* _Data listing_

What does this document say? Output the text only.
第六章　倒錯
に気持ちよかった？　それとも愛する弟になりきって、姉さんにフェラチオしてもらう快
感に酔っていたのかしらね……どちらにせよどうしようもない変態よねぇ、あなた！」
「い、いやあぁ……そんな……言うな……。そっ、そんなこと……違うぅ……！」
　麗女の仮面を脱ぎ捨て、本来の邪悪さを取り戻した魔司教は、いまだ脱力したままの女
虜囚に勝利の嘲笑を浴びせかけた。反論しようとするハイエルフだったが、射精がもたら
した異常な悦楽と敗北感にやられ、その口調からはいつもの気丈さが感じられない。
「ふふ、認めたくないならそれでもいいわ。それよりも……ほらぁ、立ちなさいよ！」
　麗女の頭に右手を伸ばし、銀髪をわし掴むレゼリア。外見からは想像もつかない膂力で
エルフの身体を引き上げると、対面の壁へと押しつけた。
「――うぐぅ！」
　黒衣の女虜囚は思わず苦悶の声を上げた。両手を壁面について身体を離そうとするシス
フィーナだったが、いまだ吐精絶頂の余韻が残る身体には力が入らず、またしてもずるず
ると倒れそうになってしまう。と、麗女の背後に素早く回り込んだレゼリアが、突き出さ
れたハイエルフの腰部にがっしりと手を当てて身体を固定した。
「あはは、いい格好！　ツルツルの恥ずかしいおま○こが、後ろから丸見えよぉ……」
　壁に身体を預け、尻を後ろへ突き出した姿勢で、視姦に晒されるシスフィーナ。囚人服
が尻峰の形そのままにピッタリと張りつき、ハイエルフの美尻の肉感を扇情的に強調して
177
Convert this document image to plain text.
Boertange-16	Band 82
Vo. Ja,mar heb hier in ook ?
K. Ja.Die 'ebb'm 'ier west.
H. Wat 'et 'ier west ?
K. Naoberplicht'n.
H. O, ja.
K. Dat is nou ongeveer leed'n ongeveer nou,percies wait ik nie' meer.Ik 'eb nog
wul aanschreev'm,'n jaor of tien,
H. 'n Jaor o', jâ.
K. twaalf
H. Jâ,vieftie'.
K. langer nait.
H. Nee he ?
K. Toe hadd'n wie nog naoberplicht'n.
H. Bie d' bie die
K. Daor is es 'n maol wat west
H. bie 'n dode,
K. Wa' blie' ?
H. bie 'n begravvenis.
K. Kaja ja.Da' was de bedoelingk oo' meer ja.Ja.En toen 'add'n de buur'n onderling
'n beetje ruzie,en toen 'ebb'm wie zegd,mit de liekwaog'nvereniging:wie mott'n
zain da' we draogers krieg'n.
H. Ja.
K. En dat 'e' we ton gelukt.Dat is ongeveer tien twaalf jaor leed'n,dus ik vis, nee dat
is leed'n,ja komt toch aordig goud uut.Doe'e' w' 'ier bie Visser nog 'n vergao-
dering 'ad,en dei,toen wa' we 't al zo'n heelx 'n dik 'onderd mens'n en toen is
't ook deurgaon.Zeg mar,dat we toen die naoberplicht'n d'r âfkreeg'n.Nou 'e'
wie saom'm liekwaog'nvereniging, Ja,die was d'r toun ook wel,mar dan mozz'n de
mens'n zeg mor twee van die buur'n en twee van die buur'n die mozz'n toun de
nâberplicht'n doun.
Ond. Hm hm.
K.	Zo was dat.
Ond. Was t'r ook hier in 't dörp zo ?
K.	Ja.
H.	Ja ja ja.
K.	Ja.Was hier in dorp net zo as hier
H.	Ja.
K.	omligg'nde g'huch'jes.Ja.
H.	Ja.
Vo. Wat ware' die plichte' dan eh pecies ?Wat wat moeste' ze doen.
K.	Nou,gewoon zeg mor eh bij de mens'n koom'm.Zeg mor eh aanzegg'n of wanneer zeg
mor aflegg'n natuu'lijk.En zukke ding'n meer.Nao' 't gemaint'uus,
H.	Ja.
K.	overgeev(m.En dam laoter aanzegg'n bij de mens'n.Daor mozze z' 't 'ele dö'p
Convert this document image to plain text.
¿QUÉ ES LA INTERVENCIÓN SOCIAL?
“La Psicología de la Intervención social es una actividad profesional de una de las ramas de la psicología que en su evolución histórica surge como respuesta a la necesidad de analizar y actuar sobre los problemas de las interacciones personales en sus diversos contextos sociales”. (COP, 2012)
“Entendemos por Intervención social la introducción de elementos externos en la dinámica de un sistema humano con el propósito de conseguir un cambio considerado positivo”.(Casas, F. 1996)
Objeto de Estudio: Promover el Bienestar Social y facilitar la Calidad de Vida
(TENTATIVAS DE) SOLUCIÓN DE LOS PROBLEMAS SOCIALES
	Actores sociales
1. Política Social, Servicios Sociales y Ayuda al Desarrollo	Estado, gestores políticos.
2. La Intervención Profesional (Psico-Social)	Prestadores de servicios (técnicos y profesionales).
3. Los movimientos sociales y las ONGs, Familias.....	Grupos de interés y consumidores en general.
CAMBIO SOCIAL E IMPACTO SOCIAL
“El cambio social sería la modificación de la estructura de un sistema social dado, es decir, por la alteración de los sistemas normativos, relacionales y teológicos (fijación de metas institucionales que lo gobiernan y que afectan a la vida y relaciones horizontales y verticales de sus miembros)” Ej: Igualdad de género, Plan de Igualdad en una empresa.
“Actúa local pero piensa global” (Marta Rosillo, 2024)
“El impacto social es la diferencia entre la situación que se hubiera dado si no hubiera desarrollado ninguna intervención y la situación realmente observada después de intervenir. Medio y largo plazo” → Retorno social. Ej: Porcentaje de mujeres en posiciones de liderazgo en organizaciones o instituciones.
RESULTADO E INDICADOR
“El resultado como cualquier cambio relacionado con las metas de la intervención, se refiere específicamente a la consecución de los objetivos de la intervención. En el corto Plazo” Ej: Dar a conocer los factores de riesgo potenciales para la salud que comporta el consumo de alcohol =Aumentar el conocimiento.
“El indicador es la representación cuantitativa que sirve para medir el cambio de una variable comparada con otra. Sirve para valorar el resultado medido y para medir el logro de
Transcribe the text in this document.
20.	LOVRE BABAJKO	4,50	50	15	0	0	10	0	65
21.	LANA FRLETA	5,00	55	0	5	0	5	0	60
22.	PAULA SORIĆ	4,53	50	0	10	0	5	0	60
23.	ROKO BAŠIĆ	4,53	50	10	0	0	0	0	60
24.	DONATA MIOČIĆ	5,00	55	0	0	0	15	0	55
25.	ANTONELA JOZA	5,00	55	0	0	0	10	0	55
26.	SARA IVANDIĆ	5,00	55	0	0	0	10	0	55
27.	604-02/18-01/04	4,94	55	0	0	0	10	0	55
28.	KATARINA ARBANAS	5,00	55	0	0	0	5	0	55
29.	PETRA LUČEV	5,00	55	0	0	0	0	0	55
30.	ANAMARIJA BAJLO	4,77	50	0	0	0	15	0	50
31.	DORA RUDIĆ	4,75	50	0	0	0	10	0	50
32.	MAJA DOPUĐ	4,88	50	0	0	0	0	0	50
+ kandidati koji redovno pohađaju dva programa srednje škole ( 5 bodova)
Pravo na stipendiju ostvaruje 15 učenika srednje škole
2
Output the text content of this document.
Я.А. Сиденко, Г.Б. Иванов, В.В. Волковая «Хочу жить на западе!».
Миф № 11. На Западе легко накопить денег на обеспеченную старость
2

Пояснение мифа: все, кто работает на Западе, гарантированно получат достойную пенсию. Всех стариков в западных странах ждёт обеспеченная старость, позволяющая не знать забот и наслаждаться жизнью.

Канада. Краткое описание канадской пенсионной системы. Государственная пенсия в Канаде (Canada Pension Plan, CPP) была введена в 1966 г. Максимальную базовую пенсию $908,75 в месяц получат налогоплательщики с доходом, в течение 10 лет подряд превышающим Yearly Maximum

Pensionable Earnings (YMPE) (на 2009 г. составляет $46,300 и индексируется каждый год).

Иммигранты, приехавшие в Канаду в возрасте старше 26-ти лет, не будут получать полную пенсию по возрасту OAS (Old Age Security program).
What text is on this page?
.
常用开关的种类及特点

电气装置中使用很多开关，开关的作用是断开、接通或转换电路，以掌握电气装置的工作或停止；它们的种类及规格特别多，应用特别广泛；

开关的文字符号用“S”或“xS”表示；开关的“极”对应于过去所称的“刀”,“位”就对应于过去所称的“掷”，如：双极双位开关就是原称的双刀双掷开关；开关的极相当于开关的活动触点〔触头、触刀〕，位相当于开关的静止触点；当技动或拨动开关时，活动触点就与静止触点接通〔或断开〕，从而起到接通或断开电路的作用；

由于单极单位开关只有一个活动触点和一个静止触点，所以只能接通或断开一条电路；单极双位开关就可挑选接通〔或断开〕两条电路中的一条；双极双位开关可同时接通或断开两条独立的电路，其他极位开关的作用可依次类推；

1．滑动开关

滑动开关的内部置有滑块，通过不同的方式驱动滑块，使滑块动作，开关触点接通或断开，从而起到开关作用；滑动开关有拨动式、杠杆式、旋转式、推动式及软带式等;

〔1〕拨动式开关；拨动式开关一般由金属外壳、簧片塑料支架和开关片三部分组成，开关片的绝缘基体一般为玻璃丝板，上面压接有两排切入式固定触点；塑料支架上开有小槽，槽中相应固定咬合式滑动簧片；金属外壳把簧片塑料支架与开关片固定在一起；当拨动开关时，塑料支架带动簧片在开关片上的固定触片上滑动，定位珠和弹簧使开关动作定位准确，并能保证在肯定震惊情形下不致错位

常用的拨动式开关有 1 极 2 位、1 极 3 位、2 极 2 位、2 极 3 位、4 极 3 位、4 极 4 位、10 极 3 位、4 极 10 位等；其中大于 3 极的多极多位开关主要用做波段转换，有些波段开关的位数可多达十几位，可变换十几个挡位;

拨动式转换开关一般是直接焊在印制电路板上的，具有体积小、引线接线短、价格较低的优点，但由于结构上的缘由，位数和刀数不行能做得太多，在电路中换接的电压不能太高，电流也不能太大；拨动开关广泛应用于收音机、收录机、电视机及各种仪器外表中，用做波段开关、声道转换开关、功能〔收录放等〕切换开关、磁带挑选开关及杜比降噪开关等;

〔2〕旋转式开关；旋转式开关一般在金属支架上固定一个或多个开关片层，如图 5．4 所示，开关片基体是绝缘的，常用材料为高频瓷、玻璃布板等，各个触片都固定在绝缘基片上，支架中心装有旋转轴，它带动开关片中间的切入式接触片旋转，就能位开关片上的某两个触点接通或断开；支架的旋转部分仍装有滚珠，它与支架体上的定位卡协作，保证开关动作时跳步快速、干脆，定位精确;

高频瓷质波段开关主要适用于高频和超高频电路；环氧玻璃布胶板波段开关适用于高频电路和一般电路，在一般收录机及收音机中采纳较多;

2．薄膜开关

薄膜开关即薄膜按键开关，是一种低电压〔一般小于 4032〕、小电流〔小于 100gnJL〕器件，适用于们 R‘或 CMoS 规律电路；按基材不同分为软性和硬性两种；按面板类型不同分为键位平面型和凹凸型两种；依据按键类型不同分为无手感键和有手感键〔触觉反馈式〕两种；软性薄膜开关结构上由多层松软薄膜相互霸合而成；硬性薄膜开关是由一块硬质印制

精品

* _What is expected_
How many lines in the listing contain "Daor"? Answer with the number alone.

* _Task solution_
2